- [PROMPT]: Filter the entries below, keeping only lines with the word "image".

- [DATA RECORDS]:

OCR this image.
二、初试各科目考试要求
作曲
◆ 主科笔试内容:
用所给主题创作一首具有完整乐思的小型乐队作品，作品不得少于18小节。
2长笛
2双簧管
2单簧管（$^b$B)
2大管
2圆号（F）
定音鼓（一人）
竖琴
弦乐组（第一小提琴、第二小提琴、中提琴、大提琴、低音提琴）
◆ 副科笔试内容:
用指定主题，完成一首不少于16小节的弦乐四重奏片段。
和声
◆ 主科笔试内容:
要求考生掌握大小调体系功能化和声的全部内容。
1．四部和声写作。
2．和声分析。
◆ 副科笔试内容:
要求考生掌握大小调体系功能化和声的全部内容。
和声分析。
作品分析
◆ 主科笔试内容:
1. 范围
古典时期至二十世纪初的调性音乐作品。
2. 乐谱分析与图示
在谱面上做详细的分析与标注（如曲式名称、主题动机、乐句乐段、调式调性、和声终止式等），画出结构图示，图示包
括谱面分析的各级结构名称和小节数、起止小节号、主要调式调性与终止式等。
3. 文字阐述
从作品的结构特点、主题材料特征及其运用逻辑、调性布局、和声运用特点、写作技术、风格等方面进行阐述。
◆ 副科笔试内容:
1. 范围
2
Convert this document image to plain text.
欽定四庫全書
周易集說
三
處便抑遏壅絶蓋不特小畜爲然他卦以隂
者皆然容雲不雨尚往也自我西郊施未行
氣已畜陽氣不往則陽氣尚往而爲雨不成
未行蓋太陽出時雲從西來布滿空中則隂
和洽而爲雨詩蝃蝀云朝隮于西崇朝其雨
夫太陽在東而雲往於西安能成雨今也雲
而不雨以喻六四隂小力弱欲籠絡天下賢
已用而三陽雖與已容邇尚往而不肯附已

- [TASK SOLUTION]:
OCR this image.
Convert this document image to plain text.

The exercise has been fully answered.